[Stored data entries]

▼▼▼

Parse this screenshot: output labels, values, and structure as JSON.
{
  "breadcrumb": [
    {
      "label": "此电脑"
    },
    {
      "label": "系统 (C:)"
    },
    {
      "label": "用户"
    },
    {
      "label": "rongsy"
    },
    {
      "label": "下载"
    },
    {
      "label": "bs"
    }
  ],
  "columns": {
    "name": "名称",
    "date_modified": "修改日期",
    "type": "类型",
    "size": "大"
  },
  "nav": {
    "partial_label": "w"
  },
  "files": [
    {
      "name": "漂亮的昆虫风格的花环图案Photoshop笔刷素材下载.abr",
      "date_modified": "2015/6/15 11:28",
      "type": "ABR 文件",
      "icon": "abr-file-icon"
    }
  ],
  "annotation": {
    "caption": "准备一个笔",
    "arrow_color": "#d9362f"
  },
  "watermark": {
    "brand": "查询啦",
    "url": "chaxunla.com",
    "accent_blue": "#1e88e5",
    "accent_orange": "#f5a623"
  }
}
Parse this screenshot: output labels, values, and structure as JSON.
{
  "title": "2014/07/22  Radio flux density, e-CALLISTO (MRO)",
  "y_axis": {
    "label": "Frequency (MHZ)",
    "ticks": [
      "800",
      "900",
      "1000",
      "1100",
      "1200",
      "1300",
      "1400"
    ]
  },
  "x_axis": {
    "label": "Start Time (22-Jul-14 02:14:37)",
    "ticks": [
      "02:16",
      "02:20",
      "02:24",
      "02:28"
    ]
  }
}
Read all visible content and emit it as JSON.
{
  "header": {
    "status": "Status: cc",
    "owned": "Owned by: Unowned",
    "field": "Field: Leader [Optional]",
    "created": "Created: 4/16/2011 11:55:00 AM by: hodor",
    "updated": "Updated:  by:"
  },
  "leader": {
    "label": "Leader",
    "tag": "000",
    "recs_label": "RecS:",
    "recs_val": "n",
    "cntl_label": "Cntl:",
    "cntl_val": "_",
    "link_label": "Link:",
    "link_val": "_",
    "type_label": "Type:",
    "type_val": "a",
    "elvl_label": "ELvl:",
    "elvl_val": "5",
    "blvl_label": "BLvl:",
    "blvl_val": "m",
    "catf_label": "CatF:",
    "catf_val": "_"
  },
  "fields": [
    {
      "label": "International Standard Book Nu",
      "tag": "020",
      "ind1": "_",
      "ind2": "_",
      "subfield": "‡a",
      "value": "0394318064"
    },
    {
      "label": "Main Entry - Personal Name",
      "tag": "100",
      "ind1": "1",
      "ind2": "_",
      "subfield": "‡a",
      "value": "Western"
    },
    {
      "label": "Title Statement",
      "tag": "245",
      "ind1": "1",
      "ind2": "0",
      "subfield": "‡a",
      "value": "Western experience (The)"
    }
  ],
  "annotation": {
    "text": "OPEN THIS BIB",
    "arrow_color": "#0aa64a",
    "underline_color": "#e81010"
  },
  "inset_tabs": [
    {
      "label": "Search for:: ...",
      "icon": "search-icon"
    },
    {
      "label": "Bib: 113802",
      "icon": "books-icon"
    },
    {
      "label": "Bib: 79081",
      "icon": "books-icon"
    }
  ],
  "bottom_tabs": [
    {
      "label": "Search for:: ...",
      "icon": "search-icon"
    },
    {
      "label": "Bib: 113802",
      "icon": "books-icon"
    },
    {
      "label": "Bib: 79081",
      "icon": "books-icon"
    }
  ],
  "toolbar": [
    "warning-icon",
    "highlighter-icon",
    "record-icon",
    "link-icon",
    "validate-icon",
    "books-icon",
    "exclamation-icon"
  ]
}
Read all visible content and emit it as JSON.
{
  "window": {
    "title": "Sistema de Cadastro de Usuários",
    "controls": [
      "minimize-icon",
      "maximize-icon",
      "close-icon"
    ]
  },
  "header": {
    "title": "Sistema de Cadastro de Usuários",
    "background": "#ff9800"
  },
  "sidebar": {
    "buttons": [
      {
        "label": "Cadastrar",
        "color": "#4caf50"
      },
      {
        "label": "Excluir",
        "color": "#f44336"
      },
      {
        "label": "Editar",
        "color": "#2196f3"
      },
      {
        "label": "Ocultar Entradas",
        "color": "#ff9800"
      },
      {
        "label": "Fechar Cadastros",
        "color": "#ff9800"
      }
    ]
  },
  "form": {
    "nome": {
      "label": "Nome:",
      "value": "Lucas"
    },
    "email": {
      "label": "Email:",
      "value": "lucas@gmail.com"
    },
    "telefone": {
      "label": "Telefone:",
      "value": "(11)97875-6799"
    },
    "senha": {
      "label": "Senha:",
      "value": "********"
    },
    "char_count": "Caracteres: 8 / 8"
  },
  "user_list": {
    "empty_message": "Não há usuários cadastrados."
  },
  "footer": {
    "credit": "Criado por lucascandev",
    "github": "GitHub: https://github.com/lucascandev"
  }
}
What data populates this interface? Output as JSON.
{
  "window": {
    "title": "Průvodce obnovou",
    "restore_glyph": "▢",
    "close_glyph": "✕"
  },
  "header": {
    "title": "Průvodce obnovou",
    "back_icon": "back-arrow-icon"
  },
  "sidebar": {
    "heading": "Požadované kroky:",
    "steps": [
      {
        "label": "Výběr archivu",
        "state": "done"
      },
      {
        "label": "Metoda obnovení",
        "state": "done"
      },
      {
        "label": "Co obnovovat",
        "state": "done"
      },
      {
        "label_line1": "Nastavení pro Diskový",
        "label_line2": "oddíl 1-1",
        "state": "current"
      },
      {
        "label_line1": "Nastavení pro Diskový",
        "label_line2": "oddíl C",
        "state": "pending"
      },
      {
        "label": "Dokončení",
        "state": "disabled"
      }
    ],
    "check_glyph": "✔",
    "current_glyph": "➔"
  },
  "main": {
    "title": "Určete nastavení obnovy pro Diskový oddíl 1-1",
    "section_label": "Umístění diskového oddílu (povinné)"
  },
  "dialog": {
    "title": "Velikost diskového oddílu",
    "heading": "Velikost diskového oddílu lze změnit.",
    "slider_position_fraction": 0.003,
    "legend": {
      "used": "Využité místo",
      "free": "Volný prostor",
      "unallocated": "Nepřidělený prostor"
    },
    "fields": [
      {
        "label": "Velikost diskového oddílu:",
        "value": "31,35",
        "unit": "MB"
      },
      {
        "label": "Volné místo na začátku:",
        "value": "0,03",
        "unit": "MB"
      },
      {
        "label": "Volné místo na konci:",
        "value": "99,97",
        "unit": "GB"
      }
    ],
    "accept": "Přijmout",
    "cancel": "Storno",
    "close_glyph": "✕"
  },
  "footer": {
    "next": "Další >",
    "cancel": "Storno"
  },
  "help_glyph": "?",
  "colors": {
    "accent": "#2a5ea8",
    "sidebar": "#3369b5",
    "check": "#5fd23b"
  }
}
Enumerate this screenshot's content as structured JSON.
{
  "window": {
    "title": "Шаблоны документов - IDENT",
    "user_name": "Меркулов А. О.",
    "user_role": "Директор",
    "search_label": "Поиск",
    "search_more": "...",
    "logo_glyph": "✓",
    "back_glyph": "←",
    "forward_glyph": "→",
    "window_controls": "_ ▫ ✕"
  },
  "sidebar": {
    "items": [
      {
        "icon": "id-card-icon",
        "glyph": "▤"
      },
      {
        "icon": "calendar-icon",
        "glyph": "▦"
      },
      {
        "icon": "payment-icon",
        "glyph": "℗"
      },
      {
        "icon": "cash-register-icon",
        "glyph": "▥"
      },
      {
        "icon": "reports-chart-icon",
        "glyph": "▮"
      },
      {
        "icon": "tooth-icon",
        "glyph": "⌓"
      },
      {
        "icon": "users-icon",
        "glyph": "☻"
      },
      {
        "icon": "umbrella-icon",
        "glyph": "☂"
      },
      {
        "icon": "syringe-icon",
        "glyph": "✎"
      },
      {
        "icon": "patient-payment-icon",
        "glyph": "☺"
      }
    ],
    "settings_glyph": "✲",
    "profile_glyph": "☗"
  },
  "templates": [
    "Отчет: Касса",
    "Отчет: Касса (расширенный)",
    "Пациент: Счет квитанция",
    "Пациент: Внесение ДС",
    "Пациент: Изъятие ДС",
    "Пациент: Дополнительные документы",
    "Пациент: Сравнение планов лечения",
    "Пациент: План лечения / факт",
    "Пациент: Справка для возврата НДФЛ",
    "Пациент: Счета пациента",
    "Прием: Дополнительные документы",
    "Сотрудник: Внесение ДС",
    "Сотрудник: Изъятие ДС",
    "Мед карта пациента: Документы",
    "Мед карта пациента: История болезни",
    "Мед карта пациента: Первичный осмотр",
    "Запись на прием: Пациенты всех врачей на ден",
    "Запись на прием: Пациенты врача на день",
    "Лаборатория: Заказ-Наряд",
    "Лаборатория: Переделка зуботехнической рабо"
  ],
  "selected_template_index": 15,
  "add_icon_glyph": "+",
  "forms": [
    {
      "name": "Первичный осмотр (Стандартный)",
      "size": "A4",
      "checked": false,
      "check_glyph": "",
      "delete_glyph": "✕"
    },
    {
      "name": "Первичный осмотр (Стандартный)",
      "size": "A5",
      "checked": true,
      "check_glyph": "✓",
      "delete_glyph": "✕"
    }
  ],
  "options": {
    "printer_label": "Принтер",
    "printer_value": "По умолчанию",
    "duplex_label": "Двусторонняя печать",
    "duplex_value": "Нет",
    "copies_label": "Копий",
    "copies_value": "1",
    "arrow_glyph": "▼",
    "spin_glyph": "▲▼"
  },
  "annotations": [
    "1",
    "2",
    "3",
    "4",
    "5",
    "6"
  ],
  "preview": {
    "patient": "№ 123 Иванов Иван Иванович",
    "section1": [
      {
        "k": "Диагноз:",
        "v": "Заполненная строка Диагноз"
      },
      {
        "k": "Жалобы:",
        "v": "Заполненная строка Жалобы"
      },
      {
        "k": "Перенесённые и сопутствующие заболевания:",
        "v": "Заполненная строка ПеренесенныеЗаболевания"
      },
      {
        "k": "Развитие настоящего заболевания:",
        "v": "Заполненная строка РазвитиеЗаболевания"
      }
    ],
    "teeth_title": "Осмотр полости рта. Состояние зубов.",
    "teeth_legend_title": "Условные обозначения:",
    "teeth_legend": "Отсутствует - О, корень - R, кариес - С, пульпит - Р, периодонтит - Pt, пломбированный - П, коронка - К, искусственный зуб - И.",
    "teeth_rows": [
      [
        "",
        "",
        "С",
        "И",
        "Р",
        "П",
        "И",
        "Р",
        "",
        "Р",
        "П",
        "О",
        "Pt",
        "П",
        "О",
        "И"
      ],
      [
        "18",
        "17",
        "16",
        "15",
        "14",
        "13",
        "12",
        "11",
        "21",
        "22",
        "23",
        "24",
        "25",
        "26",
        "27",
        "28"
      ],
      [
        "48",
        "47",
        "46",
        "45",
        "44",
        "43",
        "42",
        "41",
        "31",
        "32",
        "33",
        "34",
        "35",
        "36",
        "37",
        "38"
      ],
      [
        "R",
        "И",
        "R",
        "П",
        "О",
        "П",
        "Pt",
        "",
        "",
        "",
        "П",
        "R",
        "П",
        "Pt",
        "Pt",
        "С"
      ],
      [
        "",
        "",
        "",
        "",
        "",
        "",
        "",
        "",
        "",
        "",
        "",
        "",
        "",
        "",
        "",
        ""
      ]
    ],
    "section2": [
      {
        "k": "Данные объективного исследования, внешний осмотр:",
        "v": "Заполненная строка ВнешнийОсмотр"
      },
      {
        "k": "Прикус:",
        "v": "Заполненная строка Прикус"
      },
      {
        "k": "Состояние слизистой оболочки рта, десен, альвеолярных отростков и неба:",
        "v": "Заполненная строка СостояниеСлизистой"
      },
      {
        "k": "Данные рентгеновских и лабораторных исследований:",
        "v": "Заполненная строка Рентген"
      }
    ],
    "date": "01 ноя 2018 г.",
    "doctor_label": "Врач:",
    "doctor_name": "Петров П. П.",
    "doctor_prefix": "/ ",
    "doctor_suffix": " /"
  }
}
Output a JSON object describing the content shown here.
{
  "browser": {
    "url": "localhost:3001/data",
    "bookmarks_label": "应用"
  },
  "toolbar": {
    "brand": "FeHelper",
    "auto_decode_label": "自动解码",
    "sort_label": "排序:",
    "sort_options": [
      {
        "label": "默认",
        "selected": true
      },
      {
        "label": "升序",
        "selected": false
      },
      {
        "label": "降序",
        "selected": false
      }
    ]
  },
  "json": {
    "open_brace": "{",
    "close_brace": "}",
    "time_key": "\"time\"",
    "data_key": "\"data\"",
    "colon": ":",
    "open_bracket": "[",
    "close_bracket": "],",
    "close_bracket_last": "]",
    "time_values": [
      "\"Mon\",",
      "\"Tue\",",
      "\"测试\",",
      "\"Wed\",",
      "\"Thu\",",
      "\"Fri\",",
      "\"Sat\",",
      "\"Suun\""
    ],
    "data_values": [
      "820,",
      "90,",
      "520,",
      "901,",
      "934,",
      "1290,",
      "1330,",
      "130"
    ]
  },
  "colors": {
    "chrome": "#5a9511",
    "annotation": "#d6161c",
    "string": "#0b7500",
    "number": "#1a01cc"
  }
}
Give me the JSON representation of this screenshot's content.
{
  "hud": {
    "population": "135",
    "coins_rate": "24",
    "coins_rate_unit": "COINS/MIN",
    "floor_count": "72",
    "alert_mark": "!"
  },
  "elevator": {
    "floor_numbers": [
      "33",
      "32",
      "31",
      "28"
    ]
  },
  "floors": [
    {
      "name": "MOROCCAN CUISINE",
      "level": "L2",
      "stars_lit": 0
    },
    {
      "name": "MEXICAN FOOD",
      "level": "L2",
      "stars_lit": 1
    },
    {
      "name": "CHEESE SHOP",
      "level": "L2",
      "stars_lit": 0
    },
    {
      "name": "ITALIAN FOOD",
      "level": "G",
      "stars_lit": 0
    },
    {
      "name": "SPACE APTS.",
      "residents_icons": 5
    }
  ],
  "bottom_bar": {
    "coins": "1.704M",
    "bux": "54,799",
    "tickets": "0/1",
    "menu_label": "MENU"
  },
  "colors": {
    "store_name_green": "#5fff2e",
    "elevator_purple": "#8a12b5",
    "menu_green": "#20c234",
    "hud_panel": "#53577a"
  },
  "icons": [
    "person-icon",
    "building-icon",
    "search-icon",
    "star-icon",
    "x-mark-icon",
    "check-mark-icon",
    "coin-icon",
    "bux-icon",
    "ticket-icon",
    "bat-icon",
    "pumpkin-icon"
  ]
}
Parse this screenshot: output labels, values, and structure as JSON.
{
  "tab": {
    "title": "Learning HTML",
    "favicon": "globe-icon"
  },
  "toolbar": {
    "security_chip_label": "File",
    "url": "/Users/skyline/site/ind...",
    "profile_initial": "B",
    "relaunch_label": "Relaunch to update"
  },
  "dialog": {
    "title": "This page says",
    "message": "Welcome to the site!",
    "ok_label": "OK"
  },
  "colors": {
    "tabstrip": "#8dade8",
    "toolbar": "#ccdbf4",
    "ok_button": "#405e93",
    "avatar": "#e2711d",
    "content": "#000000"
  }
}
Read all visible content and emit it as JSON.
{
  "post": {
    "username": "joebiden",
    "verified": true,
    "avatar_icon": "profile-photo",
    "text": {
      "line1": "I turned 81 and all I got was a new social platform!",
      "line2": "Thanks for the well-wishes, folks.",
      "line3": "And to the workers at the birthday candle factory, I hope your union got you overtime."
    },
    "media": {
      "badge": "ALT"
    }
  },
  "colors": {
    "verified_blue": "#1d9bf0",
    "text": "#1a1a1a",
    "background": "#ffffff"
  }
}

▲▲▲

Identify which lines contain the word "site" and copy each one.

    "url": "/Users/skyline/site/ind...",
    "message": "Welcome to the site!",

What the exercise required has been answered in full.